TASK DETAILS
Locate all lines with the word "BABY" and copy them out.

RAW RECORDS
----
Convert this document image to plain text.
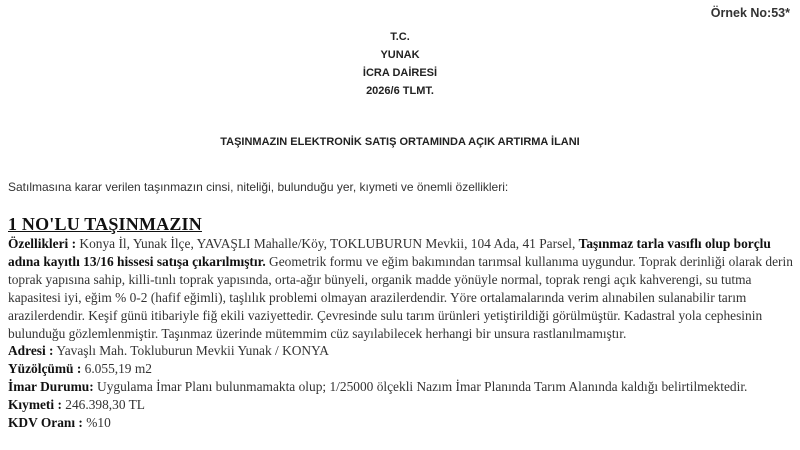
Örnek No:53*
T.C.
YUNAK
İCRA DAİRESİ
2026/6 TLMT.
TAŞINMAZIN ELEKTRONİK SATIŞ ORTAMINDA AÇIK ARTIRMA İLANI
Satılmasına karar verilen taşınmazın cinsi, niteliği, bulunduğu yer, kıymeti ve önemli özellikleri:
1 NO'LU TAŞINMAZIN

Özellikleri : Konya İl, Yunak İlçe, YAVAŞLI Mahalle/Köy, TOKLUBURUN Mevkii, 104 Ada, 41 Parsel, Taşınmaz tarla vasıflı olup borçlu adına kayıtlı 13/16 hissesi satışa çıkarılmıştır. Geometrik formu ve eğim bakımından tarımsal kullanıma uygundur. Toprak derinliği olarak derin toprak yapısına sahip, killi-tınlı toprak yapısında, orta-ağır bünyeli, organik madde yönüyle normal, toprak rengi açık kahverengi, su tutma kapasitesi iyi, eğim % 0-2 (hafif eğimli), taşlılık problemi olmayan arazilerdendir. Yöre ortalamalarında verim alınabilen sulanabilir tarım arazilerdendir. Keşif günü itibariyle fiğ ekili vaziyettedir. Çevresinde sulu tarım ürünleri yetiştirildiği görülmüştür. Kadastral yola cephesinin bulunduğu gözlemlenmiştir. Taşınmaz üzerinde mütemmim cüz sayılabilecek herhangi bir unsura rastlanılmamıştır.

Adresi : Yavaşlı Mah. Tokluburun Mevkii Yunak / KONYA

Yüzölçümü : 6.055,19 m2

İmar Durumu: Uygulama İmar Planı bulunmamakta olup; 1/25000 ölçekli Nazım İmar Planında Tarım Alanında kaldığı belirtilmektedir.

Kıymeti : 246.398,30 TL

KDV Oranı : %10
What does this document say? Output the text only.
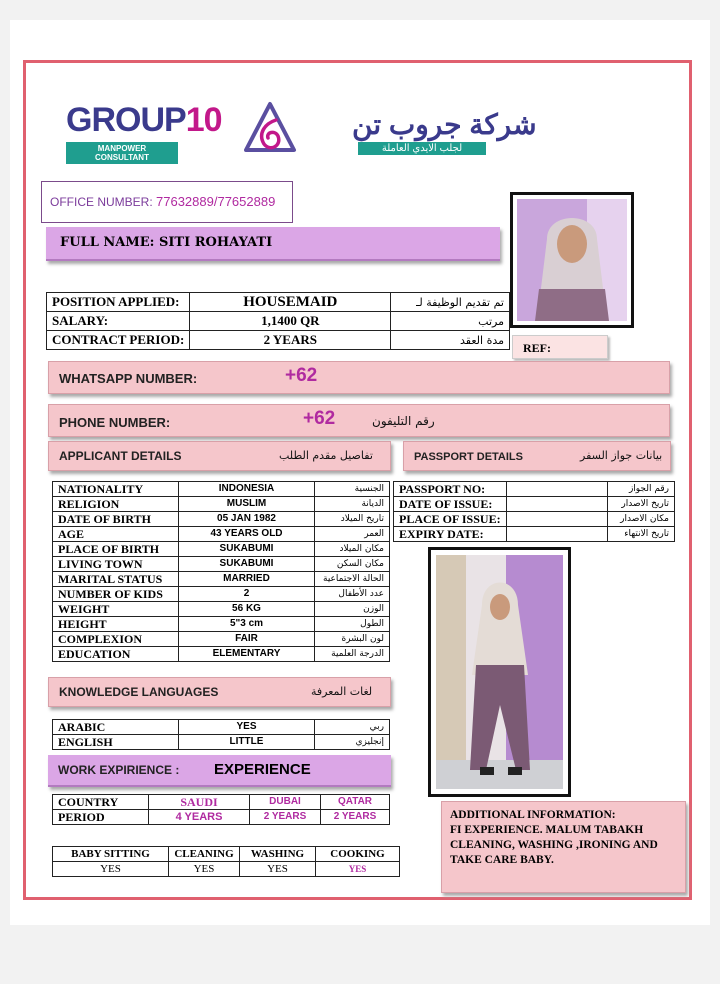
GROUP10
MANPOWER CONSULTANT
شركة جروب تن
لجلب الايدي العاملة
OFFICE NUMBER: 77632889/77652889
FULL NAME: SITI ROHAYATI
POSITION APPLIED:	HOUSEMAID	تم تقديم الوظيفة لـ
SALARY:	1,1400 QR	مرتب
CONTRACT PERIOD:	2 YEARS	مدة العقد
REF:
WHATSAPP NUMBER:	+62
PHONE NUMBER:	+62	رقم التليفون
APPLICANT DETAILS	تفاصيل مقدم الطلب	PASSPORT DETAILS	بيانات جواز السفر
NATIONALITY	INDONESIA	الجنسية
RELIGION	MUSLIM	الديانة
DATE OF BIRTH	05 JAN 1982	تاريخ الميلاد
AGE	43 YEARS OLD	العمر
PLACE OF BIRTH	SUKABUMI	مكان الميلاد
LIVING TOWN	SUKABUMI	مكان السكن
MARITAL STATUS	MARRIED	الحالة الاجتماعية
NUMBER OF KIDS	2	عدد الأطفال
WEIGHT	56 KG	الوزن
HEIGHT	5"3 cm	الطول
COMPLEXION	FAIR	لون البشرة
EDUCATION	ELEMENTARY	الدرجة العلمية
PASSPORT NO:		رقم الجواز
DATE OF ISSUE:		تاريخ الاصدار
PLACE OF ISSUE:		مكان الاصدار
EXPIRY DATE:		تاريخ الانتهاء
KNOWLEDGE LANGUAGES	لغات المعرفة
ARABIC	YES	ربي
ENGLISH	LITTLE	إنجليزي
WORK EXPIRIENCE : EXPERIENCE
COUNTRY	SAUDI	DUBAI	QATAR
PERIOD	4 YEARS	2 YEARS	2 YEARS
BABY SITTING	CLEANING	WASHING	COOKING
YES	YES	YES	YES
ADDITIONAL INFORMATION:
FI EXPERIENCE. MALUM TABAKH CLEANING, WASHING ,IRONING AND TAKE CARE BABY.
----
ANSWER TO THIS EXERCISE
BABY SITTING	CLEANING	WASHING	COOKING
FI EXPERIENCE. MALUM TABAKH CLEANING, WASHING ,IRONING AND TAKE CARE BABY.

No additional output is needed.